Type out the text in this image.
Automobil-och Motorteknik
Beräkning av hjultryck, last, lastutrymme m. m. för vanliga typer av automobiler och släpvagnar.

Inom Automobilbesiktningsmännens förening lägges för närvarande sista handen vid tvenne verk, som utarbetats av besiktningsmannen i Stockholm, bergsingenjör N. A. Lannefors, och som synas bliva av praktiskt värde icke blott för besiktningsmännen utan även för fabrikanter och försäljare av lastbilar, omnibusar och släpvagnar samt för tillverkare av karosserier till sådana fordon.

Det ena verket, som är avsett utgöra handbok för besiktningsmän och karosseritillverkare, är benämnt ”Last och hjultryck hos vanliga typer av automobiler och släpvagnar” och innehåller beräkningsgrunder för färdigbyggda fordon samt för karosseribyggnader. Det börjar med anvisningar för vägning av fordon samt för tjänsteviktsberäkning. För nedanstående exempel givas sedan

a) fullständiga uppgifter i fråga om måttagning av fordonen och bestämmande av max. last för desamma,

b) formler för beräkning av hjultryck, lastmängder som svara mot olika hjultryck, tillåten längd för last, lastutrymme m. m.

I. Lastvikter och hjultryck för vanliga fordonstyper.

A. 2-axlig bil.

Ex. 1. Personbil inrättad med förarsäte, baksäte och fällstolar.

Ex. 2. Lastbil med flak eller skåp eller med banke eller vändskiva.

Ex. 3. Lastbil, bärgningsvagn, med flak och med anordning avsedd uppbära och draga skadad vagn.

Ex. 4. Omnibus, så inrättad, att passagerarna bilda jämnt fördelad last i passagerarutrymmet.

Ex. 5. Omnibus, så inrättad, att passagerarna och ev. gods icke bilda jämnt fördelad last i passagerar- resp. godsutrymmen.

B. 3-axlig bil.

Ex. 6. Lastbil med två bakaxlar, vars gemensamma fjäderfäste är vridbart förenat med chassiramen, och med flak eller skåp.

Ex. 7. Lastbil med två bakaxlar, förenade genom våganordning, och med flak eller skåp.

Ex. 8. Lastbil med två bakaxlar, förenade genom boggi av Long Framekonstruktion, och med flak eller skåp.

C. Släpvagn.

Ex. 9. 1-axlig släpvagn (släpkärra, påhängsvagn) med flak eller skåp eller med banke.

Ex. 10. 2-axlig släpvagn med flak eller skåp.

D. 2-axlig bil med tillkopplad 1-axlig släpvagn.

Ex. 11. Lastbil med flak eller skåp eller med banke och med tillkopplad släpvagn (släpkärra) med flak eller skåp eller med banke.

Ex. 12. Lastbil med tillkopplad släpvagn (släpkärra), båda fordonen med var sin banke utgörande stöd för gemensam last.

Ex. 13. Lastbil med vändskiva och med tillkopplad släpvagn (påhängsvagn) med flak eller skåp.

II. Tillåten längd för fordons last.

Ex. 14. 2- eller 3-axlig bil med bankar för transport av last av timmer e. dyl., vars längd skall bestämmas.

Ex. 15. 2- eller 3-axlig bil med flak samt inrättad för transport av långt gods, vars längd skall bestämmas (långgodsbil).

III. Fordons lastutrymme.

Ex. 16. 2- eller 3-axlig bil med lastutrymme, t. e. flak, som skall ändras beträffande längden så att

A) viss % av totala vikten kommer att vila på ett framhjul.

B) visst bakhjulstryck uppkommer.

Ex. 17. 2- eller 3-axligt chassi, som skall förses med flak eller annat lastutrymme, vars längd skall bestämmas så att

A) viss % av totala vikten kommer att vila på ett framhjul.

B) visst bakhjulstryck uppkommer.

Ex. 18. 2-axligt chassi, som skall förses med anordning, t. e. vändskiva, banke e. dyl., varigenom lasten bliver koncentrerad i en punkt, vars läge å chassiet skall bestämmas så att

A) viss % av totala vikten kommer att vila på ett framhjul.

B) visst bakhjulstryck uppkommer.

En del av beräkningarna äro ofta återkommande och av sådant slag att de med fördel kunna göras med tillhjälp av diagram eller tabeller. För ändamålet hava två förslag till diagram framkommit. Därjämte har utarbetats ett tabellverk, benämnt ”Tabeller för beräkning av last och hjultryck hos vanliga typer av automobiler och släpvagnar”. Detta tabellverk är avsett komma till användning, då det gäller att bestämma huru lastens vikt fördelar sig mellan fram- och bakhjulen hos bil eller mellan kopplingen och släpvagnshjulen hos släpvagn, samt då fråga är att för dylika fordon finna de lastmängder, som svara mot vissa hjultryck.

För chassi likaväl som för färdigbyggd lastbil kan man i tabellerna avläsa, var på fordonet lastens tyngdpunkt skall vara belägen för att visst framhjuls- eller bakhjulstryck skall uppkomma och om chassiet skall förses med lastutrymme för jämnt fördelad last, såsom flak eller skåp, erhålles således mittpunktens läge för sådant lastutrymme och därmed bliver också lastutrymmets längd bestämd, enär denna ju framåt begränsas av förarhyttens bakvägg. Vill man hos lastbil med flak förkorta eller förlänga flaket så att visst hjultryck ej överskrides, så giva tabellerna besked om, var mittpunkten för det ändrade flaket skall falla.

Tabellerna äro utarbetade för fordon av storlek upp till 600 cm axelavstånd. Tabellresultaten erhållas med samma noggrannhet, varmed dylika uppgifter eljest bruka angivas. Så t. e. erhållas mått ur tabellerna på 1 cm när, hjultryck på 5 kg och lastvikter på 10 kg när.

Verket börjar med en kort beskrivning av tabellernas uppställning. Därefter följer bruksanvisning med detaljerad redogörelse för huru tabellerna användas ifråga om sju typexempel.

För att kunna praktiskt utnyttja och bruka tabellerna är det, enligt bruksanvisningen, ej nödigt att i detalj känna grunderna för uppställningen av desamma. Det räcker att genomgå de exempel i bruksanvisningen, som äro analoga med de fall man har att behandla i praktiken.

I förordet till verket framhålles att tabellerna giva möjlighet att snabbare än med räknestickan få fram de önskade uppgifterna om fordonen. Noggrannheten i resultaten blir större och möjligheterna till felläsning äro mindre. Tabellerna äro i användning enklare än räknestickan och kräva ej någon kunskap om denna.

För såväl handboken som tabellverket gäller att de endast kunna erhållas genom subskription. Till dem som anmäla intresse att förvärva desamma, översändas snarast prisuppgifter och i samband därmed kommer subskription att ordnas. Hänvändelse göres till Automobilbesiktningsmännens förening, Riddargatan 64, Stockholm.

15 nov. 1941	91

---

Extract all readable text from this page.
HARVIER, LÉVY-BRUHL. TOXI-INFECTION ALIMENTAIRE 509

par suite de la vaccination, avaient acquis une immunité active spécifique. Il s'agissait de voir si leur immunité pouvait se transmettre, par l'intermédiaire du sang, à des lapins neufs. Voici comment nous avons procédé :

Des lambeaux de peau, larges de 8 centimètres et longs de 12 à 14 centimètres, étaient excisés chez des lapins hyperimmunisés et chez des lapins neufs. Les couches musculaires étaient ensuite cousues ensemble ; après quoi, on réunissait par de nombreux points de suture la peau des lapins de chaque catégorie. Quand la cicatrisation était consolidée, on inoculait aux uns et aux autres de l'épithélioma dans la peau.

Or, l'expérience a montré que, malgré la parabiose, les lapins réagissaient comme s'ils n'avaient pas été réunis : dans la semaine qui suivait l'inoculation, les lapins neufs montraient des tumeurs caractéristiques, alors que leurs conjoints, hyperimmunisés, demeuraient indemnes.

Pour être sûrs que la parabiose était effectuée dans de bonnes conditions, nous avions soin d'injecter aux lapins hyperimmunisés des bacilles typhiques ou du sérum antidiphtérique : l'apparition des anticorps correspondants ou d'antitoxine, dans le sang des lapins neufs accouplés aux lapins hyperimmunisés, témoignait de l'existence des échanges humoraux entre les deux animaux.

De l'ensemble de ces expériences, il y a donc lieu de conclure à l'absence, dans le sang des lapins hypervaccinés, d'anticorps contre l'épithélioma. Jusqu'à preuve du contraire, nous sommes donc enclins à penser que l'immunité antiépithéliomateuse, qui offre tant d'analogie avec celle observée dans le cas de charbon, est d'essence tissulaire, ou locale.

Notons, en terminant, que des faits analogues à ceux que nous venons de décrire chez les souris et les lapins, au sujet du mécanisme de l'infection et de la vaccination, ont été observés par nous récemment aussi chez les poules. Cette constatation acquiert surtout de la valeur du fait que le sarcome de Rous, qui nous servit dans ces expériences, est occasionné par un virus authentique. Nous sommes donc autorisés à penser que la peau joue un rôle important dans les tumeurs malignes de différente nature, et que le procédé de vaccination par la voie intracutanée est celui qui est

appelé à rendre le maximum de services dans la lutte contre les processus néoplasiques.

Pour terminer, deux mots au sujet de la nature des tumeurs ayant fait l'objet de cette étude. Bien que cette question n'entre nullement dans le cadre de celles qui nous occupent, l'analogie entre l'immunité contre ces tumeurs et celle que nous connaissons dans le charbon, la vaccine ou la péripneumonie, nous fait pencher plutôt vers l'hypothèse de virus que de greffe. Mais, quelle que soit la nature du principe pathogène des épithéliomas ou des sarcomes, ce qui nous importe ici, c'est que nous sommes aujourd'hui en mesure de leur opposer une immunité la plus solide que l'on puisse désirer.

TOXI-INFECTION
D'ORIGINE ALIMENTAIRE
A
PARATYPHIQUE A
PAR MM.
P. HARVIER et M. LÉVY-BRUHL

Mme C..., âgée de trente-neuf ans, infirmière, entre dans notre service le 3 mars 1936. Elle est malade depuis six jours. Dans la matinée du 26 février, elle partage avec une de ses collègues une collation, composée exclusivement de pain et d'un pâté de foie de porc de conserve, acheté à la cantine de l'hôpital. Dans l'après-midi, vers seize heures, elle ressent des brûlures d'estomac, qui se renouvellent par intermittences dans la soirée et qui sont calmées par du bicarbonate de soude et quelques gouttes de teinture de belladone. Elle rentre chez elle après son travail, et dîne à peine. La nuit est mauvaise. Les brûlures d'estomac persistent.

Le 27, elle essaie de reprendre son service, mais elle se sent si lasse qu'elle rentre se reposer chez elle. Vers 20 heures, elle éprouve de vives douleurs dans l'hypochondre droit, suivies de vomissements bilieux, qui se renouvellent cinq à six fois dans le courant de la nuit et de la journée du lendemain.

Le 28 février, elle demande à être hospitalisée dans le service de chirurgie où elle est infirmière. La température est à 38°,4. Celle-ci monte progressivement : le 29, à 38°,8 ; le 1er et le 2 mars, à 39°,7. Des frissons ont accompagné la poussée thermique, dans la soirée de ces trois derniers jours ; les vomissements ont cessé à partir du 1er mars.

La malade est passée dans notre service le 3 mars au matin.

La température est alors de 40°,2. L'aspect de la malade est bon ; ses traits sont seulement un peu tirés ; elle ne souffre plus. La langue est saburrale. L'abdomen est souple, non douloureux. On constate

### [EXERCISE BRIEF]
Please go through the listing and return each line that has "sang" in it.

### [TASK ANSWER]
par suite de la vaccination, avaient acquis une immunité active spécifique. Il s'agissait de voir si leur immunité pouvait se transmettre, par l'intermédiaire du sang, à des lapins neufs. Voici comment nous avons procédé :
Pour être sûrs que la parabiose était effectuée dans de bonnes conditions, nous avions soin d'injecter aux lapins hyperimmunisés des bacilles typhiques ou du sérum antidiphtérique : l'apparition des anticorps correspondants ou d'antitoxine, dans le sang des lapins neufs accouplés aux lapins hyperimmunisés, témoignait de l'existence des échanges humoraux entre les deux animaux.
De l'ensemble de ces expériences, il y a donc lieu de conclure à l'absence, dans le sang des lapins hypervaccinés, d'anticorps contre l'épithélioma. Jusqu'à preuve du contraire, nous sommes donc enclins à penser que l'immunité antiépithéliomateuse, qui offre tant d'analogie avec celle observée dans le cas de charbon, est d'essence tissulaire, ou locale.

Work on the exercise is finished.